-- Start --

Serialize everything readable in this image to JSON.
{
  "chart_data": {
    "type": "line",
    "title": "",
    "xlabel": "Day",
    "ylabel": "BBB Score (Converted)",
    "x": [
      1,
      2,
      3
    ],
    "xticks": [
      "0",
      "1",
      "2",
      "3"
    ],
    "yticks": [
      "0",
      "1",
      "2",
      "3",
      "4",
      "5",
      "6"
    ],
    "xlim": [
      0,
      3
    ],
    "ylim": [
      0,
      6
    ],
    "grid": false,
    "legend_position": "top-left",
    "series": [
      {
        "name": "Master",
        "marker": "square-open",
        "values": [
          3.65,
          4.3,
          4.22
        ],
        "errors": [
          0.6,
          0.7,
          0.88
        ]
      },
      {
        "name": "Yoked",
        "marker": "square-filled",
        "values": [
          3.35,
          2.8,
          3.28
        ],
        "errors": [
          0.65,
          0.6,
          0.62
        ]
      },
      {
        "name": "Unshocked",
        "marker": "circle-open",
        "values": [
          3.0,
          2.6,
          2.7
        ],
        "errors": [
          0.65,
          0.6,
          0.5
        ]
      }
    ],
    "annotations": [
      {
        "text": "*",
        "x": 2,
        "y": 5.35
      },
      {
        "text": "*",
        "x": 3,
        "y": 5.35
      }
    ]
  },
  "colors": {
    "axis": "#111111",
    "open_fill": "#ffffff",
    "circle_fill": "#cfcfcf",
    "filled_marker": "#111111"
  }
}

-- End --

▸ WORK TO BE COMPLETED
Say, as a single number and nothing more, how many lines of the entries contain the word "name".

▸ CORRECT RESPONSE
3